Text section –
_ _ _ _
Re: [RFC PATCH] mm, oom: allow oom reaper to race with exit_mmap

From: Tetsuo Handa
Date: Tue Jun 27 2017 - 06:52:15 EST


Michal Hocko wrote:
> From: Michal Hocko <mhocko@xxxxxxxx>
>
> David has noticed that the oom killer might kill additional tasks while
> the existing victim hasn't terminated yet because the oom_reaper marks
> the curent victim MMF_OOM_SKIP too early when mm->mm_users dropped down
> to 0. The race is as follows
>
> oom_reap_task do_exit
> exit_mm
> __oom_reap_task_mm
> mmput
> __mmput
> mmget_not_zero # fails
> exit_mmap # frees memory
> set_bit(MMF_OOM_SKIP)
>
> Currently we are try to reduce a risk of this race by taking oom_lock
> and wait for out_of_memory sleep while holding the lock to give the
> victim some time to exit. This is quite suboptimal approach because
> there is no guarantee the victim (especially a large one) will manage
> to unmap its address space and free enough memory to the particular oom
> domain which needs a memory (e.g. a specific NUMA node).
>
> Fix this problem by allowing __oom_reap_task_mm and __mmput path to
> race. __oom_reap_task_mm is basically MADV_DONTNEED and that is allowed
> to run in parallel with other unmappers (hence the mmap_sem for read).
> The only tricky part is we have to exclude page tables tear down and all
> operations which modify the address space in the __mmput path. exit_mmap
> doesn't expect any other users so it doesn't use any locking. Nothing
> really forbids us to use mmap_sem for write, though. In fact we are
> already relying on this lock earlier in the __mmput path to synchronize
> with ksm and khugepaged.
_ _ _ _
Data segment –
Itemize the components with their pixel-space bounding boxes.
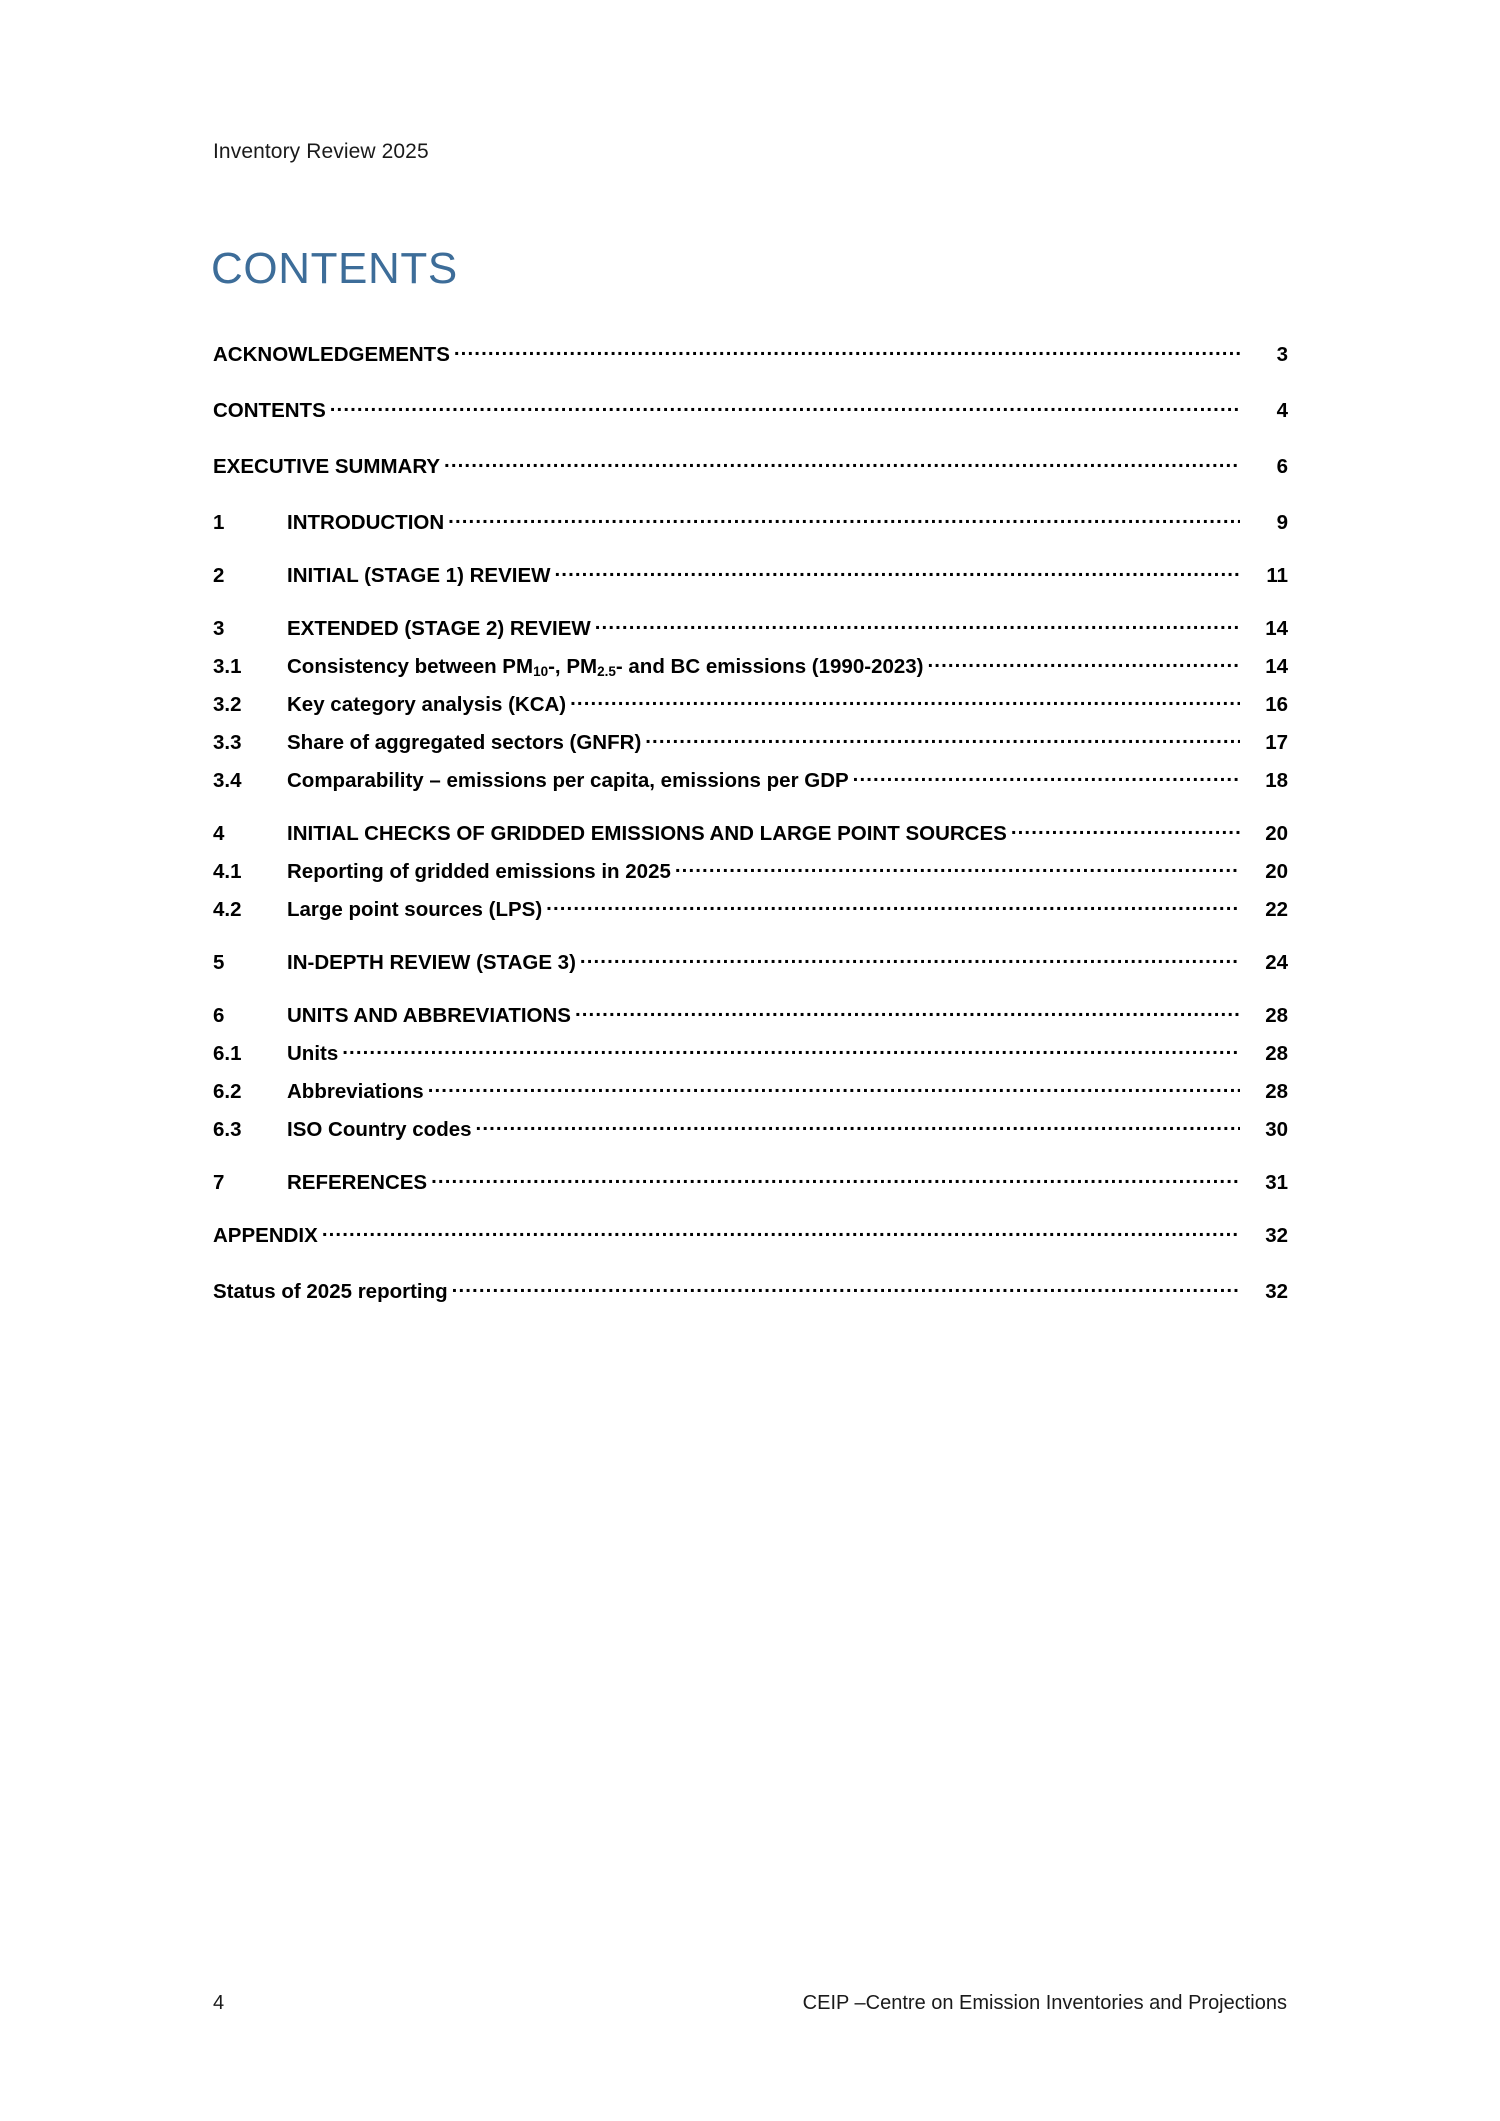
_ _ _ _
The problem –
Go on with the kernel mailing list reply about the oom reaper racing with exit_mmap, starting after its last line. The data has nothing to do with the text.

Task output –
>
> Take the exclusive mmap_sem when calling free_pgtables and destroying
> vmas to sync with __oom_reap_task_mm which take the lock for read. All
> other operations can safely race with the parallel unmap.
>
> Reported-by: David Rientjes <rientjes@xxxxxxxxxx>
> Fixes: 26db62f179d1 ("oom: keep mm of the killed task available")
> Signed-off-by: Michal Hocko <mhocko@xxxxxxxx>
> ---
>
> Hi,
> I am sending this as an RFC because I am not yet sure I haven't missed
> something subtle here but the appoach should work in principle. I have
> run it through some of my OOM stress tests to see if anything blows up
> and it all went smoothly.
>
> The issue has been brought up by David [1]. There were some attempts to
> address it in oom proper [2][3] but the first one would cause problems
> on their own [4] while the later is just too hairy.
>
> Thoughts, objections, alternatives?

I wonder why you prefer timeout based approach. Your patch will after all
set MMF_OOM_SKIP if operations between down_write() and up_write() took
more than one second. lock_anon_vma_root() from unlink_anon_vmas() from
free_pgtables() for example calls down_write()/up_write(). unlink_file_vma()
from free_pgtables() for another example calls down_write()/up_write().
This means that it might happen that exit_mmap() takes more than one second
with mm->mmap_sem held for write, doesn't this?

The worst situation is that no memory is released by uprobe_clear_state(), exit_aio(),
ksm_exit(), khugepaged_exit() and operations before down_write(&mm->mmap_sem), and then
one second elapses before some memory is released after down_write(&mm->mmap_sem).
In that case, down_write()/up_write() in your patch helps nothing.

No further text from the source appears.